Please reproduce all of the rows below without any changes.

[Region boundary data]
>>

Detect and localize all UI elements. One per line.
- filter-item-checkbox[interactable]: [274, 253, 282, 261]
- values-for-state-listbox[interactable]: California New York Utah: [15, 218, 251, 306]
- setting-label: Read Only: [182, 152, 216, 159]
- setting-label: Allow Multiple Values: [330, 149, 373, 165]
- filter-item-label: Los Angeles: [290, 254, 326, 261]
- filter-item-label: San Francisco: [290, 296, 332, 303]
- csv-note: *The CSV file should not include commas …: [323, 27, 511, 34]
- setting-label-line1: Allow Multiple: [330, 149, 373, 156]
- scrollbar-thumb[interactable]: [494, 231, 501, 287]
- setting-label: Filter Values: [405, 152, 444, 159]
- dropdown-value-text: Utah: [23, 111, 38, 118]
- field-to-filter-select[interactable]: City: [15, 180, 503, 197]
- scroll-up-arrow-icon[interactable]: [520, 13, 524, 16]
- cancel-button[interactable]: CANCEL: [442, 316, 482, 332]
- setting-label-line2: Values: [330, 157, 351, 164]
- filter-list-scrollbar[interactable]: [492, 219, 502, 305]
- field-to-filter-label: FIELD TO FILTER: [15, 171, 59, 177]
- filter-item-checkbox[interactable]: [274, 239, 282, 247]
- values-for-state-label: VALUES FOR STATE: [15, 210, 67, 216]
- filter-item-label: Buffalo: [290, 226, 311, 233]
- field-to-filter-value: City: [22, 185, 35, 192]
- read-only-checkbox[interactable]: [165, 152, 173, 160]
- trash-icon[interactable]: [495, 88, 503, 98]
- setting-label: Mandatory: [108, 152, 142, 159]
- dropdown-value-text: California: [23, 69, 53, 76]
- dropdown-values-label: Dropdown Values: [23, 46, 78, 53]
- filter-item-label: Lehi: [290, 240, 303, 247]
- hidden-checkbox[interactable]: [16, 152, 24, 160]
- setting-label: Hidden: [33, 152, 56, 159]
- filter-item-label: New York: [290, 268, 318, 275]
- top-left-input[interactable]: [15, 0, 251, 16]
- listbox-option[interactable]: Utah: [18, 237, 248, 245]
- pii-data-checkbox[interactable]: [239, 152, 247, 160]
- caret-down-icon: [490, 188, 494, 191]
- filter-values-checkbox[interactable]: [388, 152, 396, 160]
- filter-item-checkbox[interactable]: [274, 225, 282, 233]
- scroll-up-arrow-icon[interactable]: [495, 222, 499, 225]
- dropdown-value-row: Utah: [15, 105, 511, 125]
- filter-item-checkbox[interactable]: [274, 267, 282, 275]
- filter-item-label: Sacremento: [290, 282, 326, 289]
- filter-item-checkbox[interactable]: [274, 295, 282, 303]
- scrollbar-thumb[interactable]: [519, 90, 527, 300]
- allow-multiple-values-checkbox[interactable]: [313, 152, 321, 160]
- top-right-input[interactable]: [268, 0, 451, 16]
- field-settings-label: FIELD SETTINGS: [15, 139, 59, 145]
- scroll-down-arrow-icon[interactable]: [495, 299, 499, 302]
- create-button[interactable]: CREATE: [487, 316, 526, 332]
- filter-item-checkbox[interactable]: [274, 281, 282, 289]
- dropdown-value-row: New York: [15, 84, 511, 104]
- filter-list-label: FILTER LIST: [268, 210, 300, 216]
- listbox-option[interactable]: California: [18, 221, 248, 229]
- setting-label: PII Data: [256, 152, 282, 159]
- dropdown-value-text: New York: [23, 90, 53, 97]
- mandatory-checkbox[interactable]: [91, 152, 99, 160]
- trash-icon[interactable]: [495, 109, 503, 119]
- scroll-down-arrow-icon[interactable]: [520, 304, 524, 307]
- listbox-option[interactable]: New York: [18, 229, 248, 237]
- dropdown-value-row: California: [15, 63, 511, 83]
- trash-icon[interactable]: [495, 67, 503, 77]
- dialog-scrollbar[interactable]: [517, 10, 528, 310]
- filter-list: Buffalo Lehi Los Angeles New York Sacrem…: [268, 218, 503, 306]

<<

__FULL OUTPUT__
Detect and localize all UI elements. One per line.
- filter-item-checkbox[interactable]: [274, 253, 282, 261]
- values-for-state-listbox[interactable]: California New York Utah: [15, 218, 251, 306]
- setting-label: Read Only: [182, 152, 216, 159]
- setting-label: Allow Multiple Values: [330, 149, 373, 165]
- filter-item-label: Los Angeles: [290, 254, 326, 261]
- filter-item-label: San Francisco: [290, 296, 332, 303]
- csv-note: *The CSV file should not include commas …: [323, 27, 511, 34]
- setting-label-line1: Allow Multiple: [330, 149, 373, 156]
- scrollbar-thumb[interactable]: [494, 231, 501, 287]
- setting-label: Filter Values: [405, 152, 444, 159]
- dropdown-value-text: Utah: [23, 111, 38, 118]
- field-to-filter-select[interactable]: City: [15, 180, 503, 197]
- scroll-up-arrow-icon[interactable]: [520, 13, 524, 16]
- cancel-button[interactable]: CANCEL: [442, 316, 482, 332]
- setting-label-line2: Values: [330, 157, 351, 164]
- filter-list-scrollbar[interactable]: [492, 219, 502, 305]
- field-to-filter-label: FIELD TO FILTER: [15, 171, 59, 177]
- filter-item-checkbox[interactable]: [274, 239, 282, 247]
- values-for-state-label: VALUES FOR STATE: [15, 210, 67, 216]
- filter-item-label: Buffalo: [290, 226, 311, 233]
- field-to-filter-value: City: [22, 185, 35, 192]
- read-only-checkbox[interactable]: [165, 152, 173, 160]
- trash-icon[interactable]: [495, 88, 503, 98]
- setting-label: Mandatory: [108, 152, 142, 159]
- dropdown-value-text: California: [23, 69, 53, 76]
- dropdown-values-label: Dropdown Values: [23, 46, 78, 53]
- filter-item-label: Lehi: [290, 240, 303, 247]
- hidden-checkbox[interactable]: [16, 152, 24, 160]
- setting-label: Hidden: [33, 152, 56, 159]
- filter-item-label: New York: [290, 268, 318, 275]
- top-left-input[interactable]: [15, 0, 251, 16]
- listbox-option[interactable]: Utah: [18, 237, 248, 245]
- pii-data-checkbox[interactable]: [239, 152, 247, 160]
- caret-down-icon: [490, 188, 494, 191]
- filter-values-checkbox[interactable]: [388, 152, 396, 160]
- filter-item-checkbox[interactable]: [274, 225, 282, 233]
- scroll-up-arrow-icon[interactable]: [495, 222, 499, 225]
- dropdown-value-row: Utah: [15, 105, 511, 125]
- filter-item-checkbox[interactable]: [274, 267, 282, 275]
- filter-item-label: Sacremento: [290, 282, 326, 289]
- filter-item-checkbox[interactable]: [274, 295, 282, 303]
- scrollbar-thumb[interactable]: [519, 90, 527, 300]
- allow-multiple-values-checkbox[interactable]: [313, 152, 321, 160]
- top-right-input[interactable]: [268, 0, 451, 16]
- field-settings-label: FIELD SETTINGS: [15, 139, 59, 145]
- scroll-down-arrow-icon[interactable]: [495, 299, 499, 302]
- create-button[interactable]: CREATE: [487, 316, 526, 332]
- filter-item-checkbox[interactable]: [274, 281, 282, 289]
- dropdown-value-row: New York: [15, 84, 511, 104]
- filter-list-label: FILTER LIST: [268, 210, 300, 216]
- listbox-option[interactable]: California: [18, 221, 248, 229]
- setting-label: PII Data: [256, 152, 282, 159]
- dropdown-value-text: New York: [23, 90, 53, 97]
- mandatory-checkbox[interactable]: [91, 152, 99, 160]
- trash-icon[interactable]: [495, 109, 503, 119]
- scroll-down-arrow-icon[interactable]: [520, 304, 524, 307]
- listbox-option[interactable]: New York: [18, 229, 248, 237]
- dropdown-value-row: California: [15, 63, 511, 83]
- trash-icon[interactable]: [495, 67, 503, 77]
- dialog-scrollbar[interactable]: [517, 10, 528, 310]
- filter-list: Buffalo Lehi Los Angeles New York Sacrem…: [268, 218, 503, 306]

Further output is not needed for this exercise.